[Extracted text]:
= = = =

Natural Expressions
By SIGALIT ZETOUNI
During
1941, artist Henri Matisse (1869 –1954) underwent a complicated surgery
and spent the rest of his life, the period he named “a second life,”
battling limited mobility, weakness, and old age, with inconceivable
levels of energy that produced intellectually driven works of art.
Matisse believed that he had reached a stage of renewal that allowed him
to create bold and strong expressions. After the year 1948, Matisse was
no longer able to paint, and confined to a bed and a wheel chair, he
began to create “gouaches découpées,” by cutting or tearing shapes from
paper painted with gouache (opaque water color,) while showing his
assistants where to place and paste the colorful paper cut-outs. The
young assistants remembered the rapid and precise manner in which
Matisse had cut his colored paper. He worked for long hours, into the
nights, and created large-scale, meticulous, collages of shapes and
colors that moved beyond the canvas to engage in sculptural and
conceptual dimensions.

= = = =

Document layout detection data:
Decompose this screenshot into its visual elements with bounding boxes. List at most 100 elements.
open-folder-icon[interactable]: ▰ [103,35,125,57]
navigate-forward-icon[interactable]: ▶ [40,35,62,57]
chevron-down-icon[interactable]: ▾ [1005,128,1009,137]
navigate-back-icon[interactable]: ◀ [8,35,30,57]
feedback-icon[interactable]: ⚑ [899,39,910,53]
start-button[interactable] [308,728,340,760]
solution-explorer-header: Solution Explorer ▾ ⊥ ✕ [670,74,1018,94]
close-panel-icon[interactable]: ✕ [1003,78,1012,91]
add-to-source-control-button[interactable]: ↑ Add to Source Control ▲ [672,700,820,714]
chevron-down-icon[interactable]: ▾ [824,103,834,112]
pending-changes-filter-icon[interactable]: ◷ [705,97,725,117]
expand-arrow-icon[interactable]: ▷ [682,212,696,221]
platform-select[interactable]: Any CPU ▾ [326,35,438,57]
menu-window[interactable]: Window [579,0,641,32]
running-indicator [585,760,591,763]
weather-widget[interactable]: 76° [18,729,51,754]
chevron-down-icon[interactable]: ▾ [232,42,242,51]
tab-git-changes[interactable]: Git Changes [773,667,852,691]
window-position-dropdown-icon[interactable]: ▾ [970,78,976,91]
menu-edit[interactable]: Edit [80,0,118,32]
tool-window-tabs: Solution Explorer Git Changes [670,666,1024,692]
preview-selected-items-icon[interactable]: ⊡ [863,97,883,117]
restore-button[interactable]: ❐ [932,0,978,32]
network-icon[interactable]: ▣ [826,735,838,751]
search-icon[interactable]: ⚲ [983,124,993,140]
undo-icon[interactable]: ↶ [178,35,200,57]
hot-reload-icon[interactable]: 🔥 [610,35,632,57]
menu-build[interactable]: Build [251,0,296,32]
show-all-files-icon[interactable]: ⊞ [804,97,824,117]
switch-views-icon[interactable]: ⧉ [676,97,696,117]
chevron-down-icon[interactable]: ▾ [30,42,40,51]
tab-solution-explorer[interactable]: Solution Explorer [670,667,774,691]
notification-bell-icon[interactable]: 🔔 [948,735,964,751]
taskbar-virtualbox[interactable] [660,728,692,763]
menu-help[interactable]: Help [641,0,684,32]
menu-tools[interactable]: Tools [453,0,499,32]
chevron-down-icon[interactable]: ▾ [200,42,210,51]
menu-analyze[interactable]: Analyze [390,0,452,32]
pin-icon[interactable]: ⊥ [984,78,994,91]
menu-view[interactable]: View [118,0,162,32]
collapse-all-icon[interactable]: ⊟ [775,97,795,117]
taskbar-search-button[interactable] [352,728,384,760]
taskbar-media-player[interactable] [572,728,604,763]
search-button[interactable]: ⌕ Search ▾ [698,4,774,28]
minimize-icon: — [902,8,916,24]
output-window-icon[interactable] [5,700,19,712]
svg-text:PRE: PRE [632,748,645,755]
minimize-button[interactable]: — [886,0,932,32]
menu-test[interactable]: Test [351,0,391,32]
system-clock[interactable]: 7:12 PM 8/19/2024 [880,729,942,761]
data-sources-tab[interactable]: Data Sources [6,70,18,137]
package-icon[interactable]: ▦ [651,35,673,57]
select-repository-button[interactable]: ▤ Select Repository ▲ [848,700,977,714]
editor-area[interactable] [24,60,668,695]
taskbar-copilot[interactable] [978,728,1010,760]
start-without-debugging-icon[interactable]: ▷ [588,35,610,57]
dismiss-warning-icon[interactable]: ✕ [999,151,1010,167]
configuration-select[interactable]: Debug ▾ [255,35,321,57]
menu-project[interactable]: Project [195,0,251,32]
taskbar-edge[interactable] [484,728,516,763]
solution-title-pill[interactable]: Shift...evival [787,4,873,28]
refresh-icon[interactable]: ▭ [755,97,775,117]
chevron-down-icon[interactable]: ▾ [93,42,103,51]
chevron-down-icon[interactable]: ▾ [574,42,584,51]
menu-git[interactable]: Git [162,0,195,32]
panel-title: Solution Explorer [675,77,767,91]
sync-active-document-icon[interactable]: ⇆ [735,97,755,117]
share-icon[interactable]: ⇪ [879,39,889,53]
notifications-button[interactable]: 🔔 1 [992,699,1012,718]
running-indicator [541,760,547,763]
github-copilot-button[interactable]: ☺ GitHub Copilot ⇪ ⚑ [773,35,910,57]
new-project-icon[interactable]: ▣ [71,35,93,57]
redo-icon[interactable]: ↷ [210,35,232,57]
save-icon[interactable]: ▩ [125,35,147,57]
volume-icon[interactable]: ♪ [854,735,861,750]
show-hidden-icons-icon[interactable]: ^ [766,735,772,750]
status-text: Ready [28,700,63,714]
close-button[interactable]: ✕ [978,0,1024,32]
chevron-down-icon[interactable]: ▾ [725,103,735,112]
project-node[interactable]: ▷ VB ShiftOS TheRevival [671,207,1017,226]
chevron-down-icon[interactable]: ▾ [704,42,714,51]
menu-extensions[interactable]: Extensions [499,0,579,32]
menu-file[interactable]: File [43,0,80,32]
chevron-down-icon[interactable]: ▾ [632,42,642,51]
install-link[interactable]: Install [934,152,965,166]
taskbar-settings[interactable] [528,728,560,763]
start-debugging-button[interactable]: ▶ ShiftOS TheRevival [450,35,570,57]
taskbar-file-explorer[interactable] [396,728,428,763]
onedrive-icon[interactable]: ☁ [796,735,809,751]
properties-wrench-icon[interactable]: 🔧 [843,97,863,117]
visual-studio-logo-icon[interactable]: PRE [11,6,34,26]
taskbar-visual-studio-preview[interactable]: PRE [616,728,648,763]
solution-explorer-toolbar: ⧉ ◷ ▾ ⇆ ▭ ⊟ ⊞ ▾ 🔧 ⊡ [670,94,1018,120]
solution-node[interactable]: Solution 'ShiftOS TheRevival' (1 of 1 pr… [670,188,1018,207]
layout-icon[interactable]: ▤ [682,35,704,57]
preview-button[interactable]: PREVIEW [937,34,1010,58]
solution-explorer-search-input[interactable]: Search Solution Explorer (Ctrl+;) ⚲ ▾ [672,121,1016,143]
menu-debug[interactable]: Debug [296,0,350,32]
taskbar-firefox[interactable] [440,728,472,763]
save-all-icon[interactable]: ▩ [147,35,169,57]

= = = =

[Questions on the material]:
**1.** Rewrite the Matisse text starting with "battling limited mobility, weakness, and" and going on through "conceptual dimensions.", replacing "assistants" with "helpers".
**2.** Write the next part of the piece on Matisse's late paper cut-outs, picking up after its final sentence.

[Your written answers]:
**1.**
battling limited mobility, weakness, and old age, with inconceivable
levels of energy that produced intellectually driven works of art.
Matisse believed that he had reached a stage of renewal that allowed him
to create bold and strong expressions. After the year 1948, Matisse was
no longer able to paint, and confined to a bed and a wheel chair, he
began to create “gouaches découpées,” by cutting or tearing shapes from
paper painted with gouache (opaque water color,) while showing his
helpers where to place and paste the colorful paper cut-outs. The
young helpers remembered the rapid and precise manner in which
Matisse had cut his colored paper. He worked for long hours, into the
nights, and created large-scale, meticulous, collages of shapes and
colors that moved beyond the canvas to engage in sculptural and
conceptual dimensions.

**2.**
In 1953, Matisse completed “The
Snail” (L’Escargot,) a large-scale work that in the 1960s had joined
London’s Tate Gallery’s collection. In a letter to the Tate Gallery,
Matisse’s secretary Mme Lydia Delectorskaya described the making of “The
Snail”. She explained that the work was made in the Hôtel Régina in
Nice, and the artist indicated to his assistant where and how to pin the
colored pieces on a large background of white paper. After pinning, the
piece was sent to Paris for final pasting, and the technique included a
precise tracing to ensure that no changes were made in the composition,
not even by one millimeter. Matisse's own daughter recalled that her
father had made several drawings of snails at the time, and in the
process, the idea for the work evolved. Matisse told his friend, writer
and artist André Verdet: “I first of all drew the snail from nature,
holding it. I became aware of an unrolling, I found an image in my mind
purified of the shell, then I took the scissors”. (Quote is taken from
the Tate Gallery website citing the book André Verdet, Prestiges de
Matisse, Paris 1952, pp.64-5). In the abstract work, pairs of
complementary colors—red and green, orange and blue, yellow and
mauve—orchestrated a fantasy and in addition Matisse extended his
picture the alternative title “The Chromatic Composition” (La
Composition Chromatique).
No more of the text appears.